## Directive:
Find and copy lines holding "content".

(Collected data entries)
----------------------------------------

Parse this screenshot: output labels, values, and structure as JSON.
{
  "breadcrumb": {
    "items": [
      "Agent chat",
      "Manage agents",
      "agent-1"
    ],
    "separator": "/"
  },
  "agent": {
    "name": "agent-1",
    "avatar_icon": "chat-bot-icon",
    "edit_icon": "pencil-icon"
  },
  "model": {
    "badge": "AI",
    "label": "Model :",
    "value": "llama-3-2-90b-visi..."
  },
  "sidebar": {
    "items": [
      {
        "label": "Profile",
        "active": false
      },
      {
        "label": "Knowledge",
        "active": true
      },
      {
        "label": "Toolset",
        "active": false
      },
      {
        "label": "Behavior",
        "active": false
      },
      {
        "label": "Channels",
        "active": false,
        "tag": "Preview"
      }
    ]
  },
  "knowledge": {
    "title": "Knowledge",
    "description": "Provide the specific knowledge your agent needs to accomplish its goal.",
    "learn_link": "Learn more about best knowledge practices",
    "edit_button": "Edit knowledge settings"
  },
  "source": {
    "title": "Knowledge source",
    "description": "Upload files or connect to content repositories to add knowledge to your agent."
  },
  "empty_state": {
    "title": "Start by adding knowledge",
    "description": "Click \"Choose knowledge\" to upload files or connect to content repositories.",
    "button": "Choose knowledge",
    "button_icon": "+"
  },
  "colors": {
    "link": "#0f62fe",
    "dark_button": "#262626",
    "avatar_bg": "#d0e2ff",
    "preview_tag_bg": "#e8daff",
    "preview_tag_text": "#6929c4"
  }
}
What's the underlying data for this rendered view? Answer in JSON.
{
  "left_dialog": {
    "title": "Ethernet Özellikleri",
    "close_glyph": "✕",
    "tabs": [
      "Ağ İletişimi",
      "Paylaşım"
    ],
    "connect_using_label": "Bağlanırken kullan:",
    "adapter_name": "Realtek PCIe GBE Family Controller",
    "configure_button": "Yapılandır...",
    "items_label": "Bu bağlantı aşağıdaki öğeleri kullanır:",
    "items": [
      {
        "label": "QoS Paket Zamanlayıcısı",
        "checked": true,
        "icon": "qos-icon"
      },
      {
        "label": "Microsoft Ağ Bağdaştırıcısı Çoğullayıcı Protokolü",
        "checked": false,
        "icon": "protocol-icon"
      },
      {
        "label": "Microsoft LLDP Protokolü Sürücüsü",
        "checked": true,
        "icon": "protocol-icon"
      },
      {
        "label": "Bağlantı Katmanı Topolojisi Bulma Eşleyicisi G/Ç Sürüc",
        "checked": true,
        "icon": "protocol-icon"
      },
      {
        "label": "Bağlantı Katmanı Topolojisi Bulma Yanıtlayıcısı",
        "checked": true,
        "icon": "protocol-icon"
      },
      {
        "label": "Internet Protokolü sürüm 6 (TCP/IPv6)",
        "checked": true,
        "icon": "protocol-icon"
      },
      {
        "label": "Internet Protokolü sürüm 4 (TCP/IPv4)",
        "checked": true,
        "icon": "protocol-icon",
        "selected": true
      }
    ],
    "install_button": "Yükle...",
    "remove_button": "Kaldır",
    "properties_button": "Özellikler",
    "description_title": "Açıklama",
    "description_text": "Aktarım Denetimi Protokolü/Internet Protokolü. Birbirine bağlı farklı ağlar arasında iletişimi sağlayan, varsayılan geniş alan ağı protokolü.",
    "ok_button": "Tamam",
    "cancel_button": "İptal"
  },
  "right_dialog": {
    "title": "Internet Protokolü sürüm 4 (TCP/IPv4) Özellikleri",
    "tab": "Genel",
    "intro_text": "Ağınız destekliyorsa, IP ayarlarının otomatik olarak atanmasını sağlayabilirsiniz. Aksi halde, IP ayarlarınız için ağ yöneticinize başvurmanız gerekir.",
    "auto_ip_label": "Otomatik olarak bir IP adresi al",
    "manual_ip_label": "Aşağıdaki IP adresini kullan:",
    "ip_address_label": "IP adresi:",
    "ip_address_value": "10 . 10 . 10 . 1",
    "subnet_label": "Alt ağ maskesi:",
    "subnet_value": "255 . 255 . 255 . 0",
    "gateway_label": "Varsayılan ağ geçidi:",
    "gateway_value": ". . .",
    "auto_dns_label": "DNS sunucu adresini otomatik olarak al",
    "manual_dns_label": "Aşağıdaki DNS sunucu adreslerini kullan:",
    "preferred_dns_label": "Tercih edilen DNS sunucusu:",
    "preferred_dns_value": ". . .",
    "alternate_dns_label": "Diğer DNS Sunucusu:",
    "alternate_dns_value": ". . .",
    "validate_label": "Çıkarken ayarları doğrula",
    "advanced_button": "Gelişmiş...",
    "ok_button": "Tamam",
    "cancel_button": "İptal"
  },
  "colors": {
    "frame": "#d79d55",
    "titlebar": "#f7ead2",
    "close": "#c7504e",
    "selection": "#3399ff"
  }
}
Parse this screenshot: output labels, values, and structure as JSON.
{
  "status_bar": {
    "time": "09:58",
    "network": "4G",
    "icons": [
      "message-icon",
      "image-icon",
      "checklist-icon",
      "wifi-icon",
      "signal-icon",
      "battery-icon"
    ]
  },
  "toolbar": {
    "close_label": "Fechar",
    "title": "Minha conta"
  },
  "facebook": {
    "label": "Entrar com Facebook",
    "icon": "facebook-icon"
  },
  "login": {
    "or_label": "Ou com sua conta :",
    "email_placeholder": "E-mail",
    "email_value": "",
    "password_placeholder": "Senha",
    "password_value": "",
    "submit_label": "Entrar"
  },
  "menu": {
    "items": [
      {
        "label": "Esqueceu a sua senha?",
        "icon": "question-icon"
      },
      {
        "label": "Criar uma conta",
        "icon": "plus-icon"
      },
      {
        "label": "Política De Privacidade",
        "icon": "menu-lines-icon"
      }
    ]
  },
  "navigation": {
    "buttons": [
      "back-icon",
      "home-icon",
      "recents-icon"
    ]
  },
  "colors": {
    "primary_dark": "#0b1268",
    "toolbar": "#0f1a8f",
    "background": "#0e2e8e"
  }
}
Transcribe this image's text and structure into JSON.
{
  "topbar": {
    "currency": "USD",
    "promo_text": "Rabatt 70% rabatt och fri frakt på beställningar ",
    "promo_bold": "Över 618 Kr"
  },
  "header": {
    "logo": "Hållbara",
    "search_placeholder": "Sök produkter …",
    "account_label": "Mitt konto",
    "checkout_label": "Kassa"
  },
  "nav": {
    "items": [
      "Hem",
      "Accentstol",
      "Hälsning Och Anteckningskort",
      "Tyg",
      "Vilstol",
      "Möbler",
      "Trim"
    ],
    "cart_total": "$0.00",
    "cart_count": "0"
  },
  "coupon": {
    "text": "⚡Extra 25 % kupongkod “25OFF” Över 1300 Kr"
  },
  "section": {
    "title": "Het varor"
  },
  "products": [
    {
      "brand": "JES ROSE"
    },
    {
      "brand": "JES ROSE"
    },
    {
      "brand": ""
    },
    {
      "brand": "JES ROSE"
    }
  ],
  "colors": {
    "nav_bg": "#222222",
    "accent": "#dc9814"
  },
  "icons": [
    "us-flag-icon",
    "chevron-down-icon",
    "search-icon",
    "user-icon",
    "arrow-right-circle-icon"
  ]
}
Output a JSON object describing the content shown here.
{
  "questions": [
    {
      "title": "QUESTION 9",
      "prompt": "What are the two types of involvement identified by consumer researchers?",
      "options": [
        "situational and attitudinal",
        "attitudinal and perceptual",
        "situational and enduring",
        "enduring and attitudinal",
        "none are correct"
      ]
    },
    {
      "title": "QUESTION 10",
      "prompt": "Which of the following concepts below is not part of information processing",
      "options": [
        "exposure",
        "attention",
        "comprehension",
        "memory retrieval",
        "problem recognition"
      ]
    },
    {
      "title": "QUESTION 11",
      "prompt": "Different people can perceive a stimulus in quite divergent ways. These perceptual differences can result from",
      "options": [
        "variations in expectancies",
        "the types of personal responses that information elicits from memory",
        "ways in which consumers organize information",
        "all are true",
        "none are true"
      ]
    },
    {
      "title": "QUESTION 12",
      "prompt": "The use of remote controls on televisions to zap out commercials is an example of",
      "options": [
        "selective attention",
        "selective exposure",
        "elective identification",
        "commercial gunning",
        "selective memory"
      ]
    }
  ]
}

----------------------------------------

## Task response:
    "description": "Upload files or connect to content repositories to add knowledge to your agent."
    "description": "Click \"Choose knowledge\" to upload files or connect to content repositories.",
Output a JSON object describing the content shown here.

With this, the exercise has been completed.